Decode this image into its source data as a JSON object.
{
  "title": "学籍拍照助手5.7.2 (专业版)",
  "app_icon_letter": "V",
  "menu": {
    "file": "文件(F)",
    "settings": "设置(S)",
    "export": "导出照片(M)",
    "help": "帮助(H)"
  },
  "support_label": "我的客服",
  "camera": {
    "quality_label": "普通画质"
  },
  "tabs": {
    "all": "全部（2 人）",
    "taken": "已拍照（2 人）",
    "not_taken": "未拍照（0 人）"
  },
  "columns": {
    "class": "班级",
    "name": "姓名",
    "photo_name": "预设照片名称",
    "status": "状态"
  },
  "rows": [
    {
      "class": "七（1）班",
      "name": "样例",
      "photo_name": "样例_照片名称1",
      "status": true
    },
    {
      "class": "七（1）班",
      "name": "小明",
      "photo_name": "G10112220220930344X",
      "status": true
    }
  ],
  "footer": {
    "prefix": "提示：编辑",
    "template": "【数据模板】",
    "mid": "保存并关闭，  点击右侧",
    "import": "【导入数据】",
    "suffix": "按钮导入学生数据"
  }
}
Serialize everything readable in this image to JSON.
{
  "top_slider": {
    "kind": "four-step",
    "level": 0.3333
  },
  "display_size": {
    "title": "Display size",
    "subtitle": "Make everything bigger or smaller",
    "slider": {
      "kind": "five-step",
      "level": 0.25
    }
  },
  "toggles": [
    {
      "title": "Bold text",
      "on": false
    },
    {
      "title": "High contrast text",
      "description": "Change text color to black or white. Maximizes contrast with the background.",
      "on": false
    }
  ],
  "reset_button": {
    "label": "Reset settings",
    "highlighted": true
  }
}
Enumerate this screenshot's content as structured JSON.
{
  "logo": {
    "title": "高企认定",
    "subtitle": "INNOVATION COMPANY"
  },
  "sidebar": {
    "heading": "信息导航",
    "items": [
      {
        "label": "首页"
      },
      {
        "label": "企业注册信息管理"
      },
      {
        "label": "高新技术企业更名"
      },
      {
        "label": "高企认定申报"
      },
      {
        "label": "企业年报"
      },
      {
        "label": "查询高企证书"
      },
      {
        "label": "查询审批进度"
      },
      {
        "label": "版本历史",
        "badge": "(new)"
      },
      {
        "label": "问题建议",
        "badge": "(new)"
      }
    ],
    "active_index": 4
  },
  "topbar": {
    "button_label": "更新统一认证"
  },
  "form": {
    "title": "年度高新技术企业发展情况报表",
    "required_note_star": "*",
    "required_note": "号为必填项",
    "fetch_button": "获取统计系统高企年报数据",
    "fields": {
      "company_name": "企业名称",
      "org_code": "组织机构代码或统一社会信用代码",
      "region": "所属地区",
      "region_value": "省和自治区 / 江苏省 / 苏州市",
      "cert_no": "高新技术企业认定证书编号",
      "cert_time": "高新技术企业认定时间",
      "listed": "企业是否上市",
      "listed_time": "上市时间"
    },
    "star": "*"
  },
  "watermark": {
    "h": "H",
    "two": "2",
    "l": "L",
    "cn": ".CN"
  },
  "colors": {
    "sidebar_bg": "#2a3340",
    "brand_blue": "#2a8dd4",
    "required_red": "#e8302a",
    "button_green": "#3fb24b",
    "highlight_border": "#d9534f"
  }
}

========================================

**What the task requires:**
From the data above, count the lines where "everything" occurs and give that figure and nothing else.

**Exercise solution:**
2